_What is expected_
Keep the pictures out and restate every record exactly.

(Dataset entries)
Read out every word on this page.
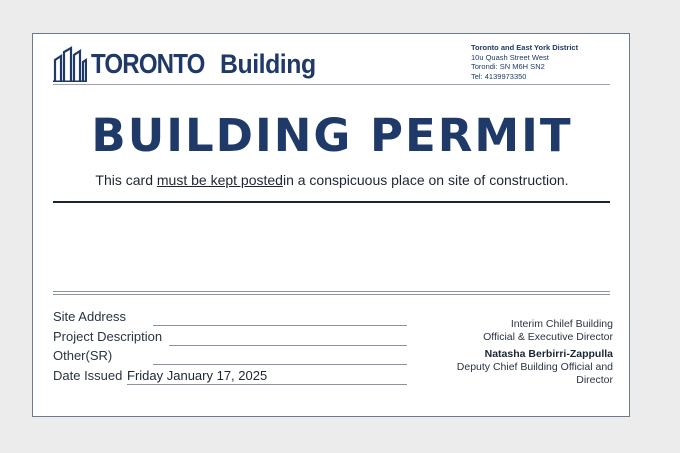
TORONTO Building
Toronto and East York District
10u Quash Street West
Torondi: SN M6H SN2
Tel: 4139973350
BUILDING PERMIT
This card must be kept postedin a conspicuous place on site of construction.
Site Address
Project Description
Other(SR)
Date Issued Friday January 17, 2025
Interim Chilef Building
Official & Executive Director
Natasha Berbirri-Zappulla
Deputy Chief Building Official and
Director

_Answer to the problem_
Read out every word on this page.
TORONTO Building
Toronto and East York District
10u Quash Street West
Torondi: SN M6H SN2
Tel: 4139973350
BUILDING PERMIT
This card must be kept postedin a conspicuous place on site of construction.
Site Address
Project Description
Other(SR)
Date Issued Friday January 17, 2025
Interim Chilef Building
Official & Executive Director
Natasha Berbirri-Zappulla
Deputy Chief Building Official and
Director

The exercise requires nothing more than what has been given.